## GIVEN PROBLEM
Look through the data below and say how many of its lines contain "Personvernpolicy", adding nothing else.

___ RECORDED INFORMATION

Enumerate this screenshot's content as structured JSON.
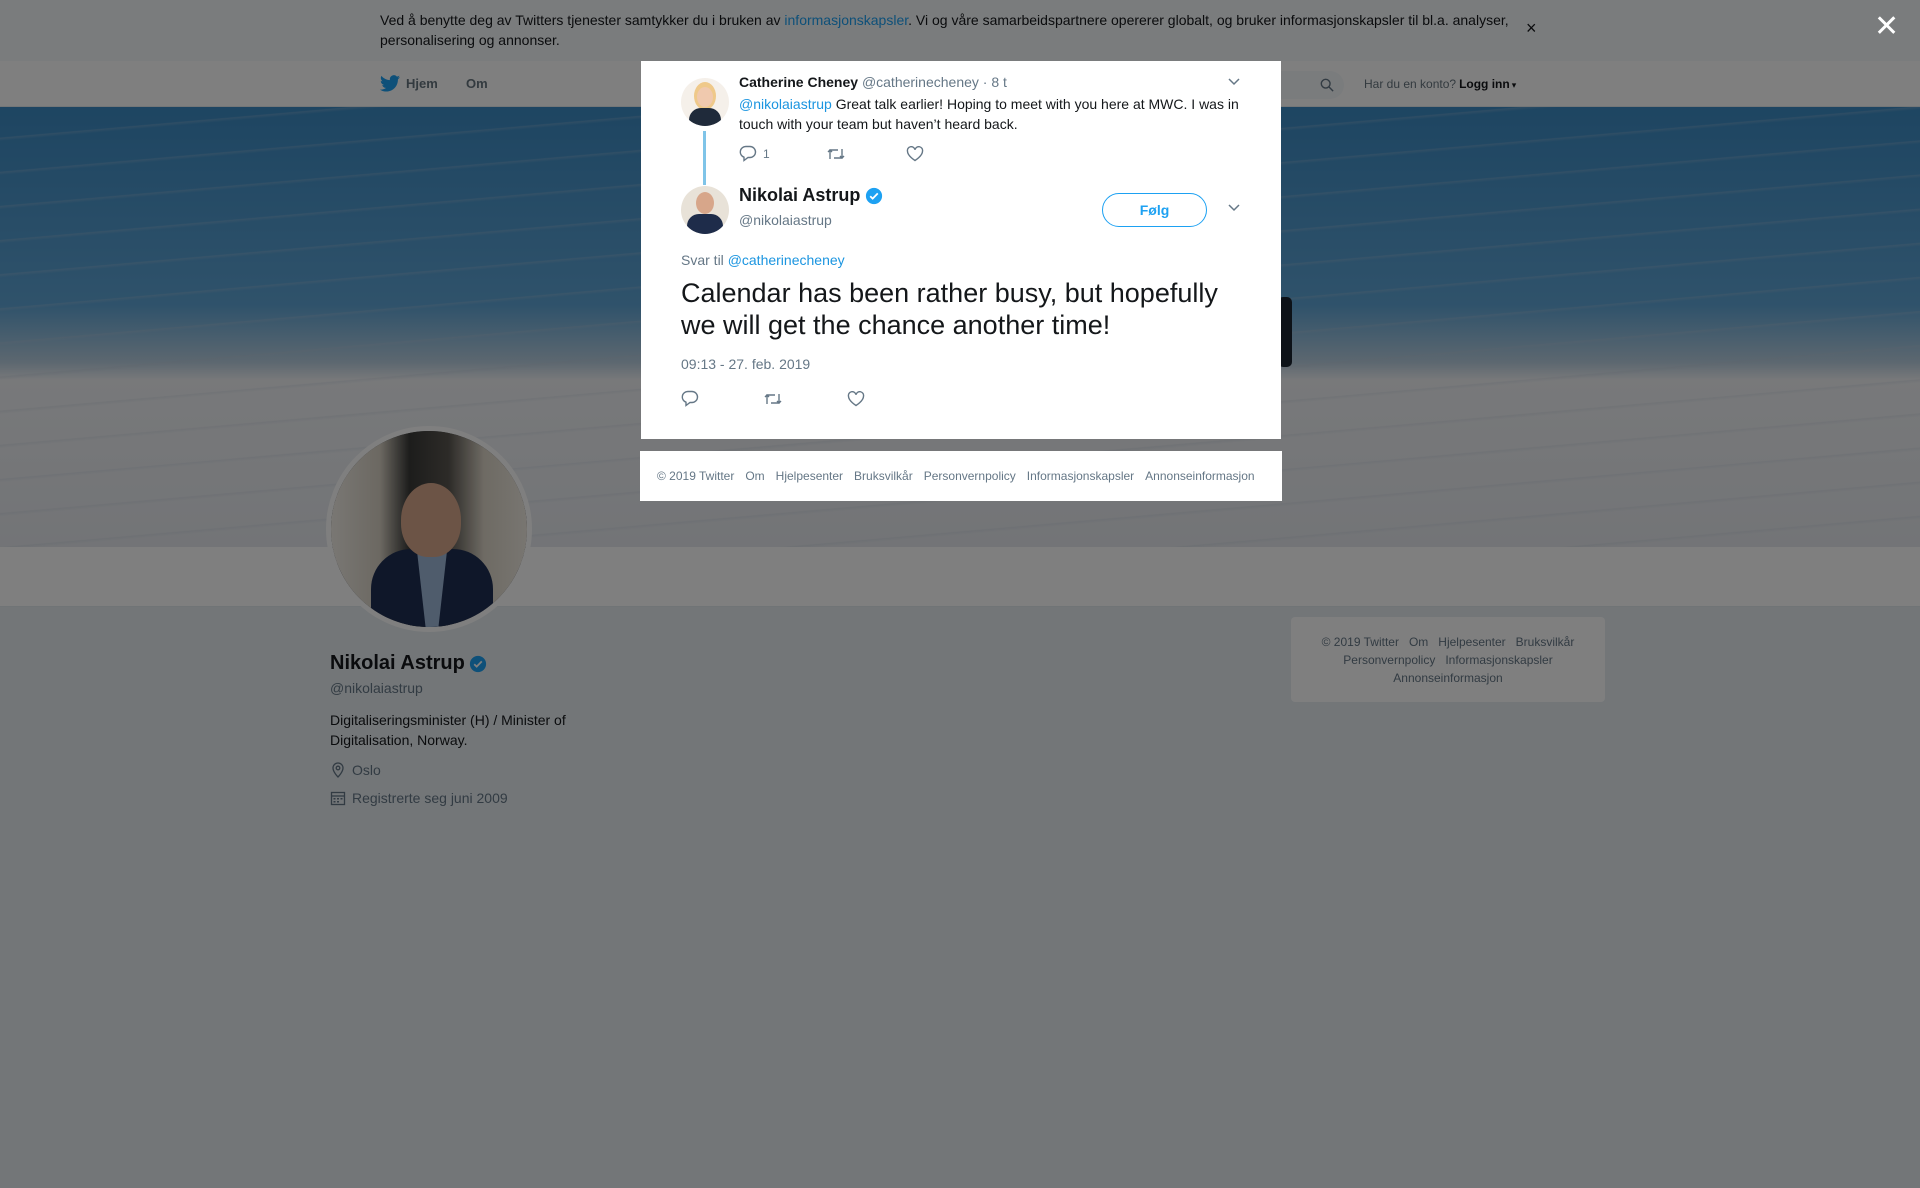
{
  "cookie_banner": {
    "text_before": "Ved å benytte deg av Twitters tjenester samtykker du i bruken av ",
    "link": "informasjonskapsler",
    "text_after": ". Vi og våre samarbeidspartnere opererer globalt, og bruker informasjonskapsler til bl.a. analyser, personalisering og annonser.",
    "close": "×"
  },
  "nav": {
    "home": "Hjem",
    "about": "Om",
    "account_prompt": "Har du en konto?",
    "login": "Logg inn"
  },
  "profile": {
    "name": "Nikolai Astrup",
    "handle": "@nikolaiastrup",
    "bio": "Digitaliseringsminister (H) / Minister of Digitalisation, Norway.",
    "location": "Oslo",
    "joined": "Registrerte seg juni 2009"
  },
  "side_footer": {
    "items": [
      "© 2019 Twitter",
      "Om",
      "Hjelpesenter",
      "Bruksvilkår",
      "Personvernpolicy",
      "Informasjonskapsler",
      "Annonseinformasjon"
    ]
  },
  "overlay": {
    "close": "✕"
  },
  "modal": {
    "parent_tweet": {
      "name": "Catherine Cheney",
      "handle": "@catherinecheney",
      "time": "· 8 t",
      "mention": "@nikolaiastrup",
      "text": " Great talk earlier! Hoping to meet with you here at MWC. I was in touch with your team but haven’t heard back.",
      "reply_count": "1"
    },
    "main_tweet": {
      "name": "Nikolai Astrup",
      "handle": "@nikolaiastrup",
      "follow": "Følg",
      "reply_to_label": "Svar til ",
      "reply_to_mention": "@catherinecheney",
      "text": "Calendar has been rather busy, but hopefully we will get the chance another time!",
      "timestamp": "09:13 - 27. feb. 2019"
    },
    "footer": {
      "items": [
        "© 2019 Twitter",
        "Om",
        "Hjelpesenter",
        "Bruksvilkår",
        "Personvernpolicy",
        "Informasjonskapsler",
        "Annonseinformasjon"
      ]
    }
  },
  "colors": {
    "accent": "#1da1f2",
    "link": "#1b95e0",
    "overlay": "rgba(0,0,0,0.5)"
  }
}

______

## RESULT
2